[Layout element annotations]
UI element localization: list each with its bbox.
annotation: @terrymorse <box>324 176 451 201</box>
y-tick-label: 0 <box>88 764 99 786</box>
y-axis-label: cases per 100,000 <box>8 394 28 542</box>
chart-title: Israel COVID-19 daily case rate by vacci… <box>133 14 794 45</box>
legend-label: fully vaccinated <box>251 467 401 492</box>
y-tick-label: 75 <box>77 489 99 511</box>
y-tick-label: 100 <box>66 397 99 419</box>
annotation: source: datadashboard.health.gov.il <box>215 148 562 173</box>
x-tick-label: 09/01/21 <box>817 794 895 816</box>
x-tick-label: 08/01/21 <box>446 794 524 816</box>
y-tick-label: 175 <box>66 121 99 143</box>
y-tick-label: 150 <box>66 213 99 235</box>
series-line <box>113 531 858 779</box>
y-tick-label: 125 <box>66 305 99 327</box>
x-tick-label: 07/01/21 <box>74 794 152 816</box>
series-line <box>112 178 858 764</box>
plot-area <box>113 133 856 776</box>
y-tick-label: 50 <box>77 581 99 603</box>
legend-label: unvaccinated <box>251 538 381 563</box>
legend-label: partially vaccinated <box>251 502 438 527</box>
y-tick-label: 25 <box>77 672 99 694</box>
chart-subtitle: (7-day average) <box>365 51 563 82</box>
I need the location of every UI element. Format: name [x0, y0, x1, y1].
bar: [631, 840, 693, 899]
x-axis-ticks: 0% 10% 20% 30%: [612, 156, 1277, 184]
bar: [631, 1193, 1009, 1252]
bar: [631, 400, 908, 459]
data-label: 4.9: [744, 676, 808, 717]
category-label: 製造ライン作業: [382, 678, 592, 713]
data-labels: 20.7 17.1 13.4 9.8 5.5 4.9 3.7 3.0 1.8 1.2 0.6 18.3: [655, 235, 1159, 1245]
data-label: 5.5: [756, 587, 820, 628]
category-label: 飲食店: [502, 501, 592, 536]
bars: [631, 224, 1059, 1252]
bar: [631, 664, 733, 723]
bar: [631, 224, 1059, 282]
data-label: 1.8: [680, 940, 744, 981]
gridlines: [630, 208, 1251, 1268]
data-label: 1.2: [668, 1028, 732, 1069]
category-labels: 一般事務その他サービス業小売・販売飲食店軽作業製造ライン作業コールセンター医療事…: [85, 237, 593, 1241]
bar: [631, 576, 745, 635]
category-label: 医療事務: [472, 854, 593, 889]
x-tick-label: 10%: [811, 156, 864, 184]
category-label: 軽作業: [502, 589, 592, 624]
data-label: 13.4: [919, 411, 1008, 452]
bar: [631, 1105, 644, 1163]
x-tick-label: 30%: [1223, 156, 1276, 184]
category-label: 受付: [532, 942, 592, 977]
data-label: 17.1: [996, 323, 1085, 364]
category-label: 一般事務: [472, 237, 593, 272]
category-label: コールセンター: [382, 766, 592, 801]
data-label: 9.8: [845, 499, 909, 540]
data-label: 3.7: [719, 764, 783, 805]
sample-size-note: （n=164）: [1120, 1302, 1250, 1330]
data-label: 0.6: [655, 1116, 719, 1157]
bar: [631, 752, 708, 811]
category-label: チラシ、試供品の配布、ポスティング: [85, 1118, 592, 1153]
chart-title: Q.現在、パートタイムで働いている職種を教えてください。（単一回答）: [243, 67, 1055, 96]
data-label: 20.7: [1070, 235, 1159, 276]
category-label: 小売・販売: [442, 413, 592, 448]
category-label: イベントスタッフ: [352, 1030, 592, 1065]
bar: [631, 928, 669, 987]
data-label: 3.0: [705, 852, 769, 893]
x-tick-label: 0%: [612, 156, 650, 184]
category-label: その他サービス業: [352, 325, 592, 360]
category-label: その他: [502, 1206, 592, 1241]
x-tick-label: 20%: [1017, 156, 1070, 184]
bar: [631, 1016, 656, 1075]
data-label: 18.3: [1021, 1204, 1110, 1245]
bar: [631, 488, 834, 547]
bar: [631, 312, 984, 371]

• **WORK TO DO**
List each row above that contains the string "legend". Case counts.

• **ANSWER**
legend-label: fully vaccinated <box>251 467 401 492</box>
legend-label: unvaccinated <box>251 538 381 563</box>
legend-label: partially vaccinated <box>251 502 438 527</box>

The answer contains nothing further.